▶ [Dataset records]:
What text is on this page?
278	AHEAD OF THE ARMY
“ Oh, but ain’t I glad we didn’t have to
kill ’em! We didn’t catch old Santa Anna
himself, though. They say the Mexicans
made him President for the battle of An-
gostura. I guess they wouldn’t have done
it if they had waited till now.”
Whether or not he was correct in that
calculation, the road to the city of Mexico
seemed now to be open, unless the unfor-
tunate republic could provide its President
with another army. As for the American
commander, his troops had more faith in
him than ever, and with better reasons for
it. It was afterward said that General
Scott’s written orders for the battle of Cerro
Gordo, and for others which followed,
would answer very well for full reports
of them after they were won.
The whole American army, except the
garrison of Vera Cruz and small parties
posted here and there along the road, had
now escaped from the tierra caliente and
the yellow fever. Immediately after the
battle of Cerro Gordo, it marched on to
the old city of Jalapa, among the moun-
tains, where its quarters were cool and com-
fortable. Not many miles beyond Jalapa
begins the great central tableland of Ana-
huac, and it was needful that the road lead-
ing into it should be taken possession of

▶ [Work instructions]: Reproduce the listing above word for word.

▶ [Finished answer]:
What text is on this page?
278	AHEAD OF THE ARMY
“ Oh, but ain’t I glad we didn’t have to
kill ’em! We didn’t catch old Santa Anna
himself, though. They say the Mexicans
made him President for the battle of An-
gostura. I guess they wouldn’t have done
it if they had waited till now.”
Whether or not he was correct in that
calculation, the road to the city of Mexico
seemed now to be open, unless the unfor-
tunate republic could provide its President
with another army. As for the American
commander, his troops had more faith in
him than ever, and with better reasons for
it. It was afterward said that General
Scott’s written orders for the battle of Cerro
Gordo, and for others which followed,
would answer very well for full reports
of them after they were won.
The whole American army, except the
garrison of Vera Cruz and small parties
posted here and there along the road, had
now escaped from the tierra caliente and
the yellow fever. Immediately after the
battle of Cerro Gordo, it marched on to
the old city of Jalapa, among the moun-
tains, where its quarters were cool and com-
fortable. Not many miles beyond Jalapa
begins the great central tableland of Ana-
huac, and it was needful that the road lead-
ing into it should be taken possession of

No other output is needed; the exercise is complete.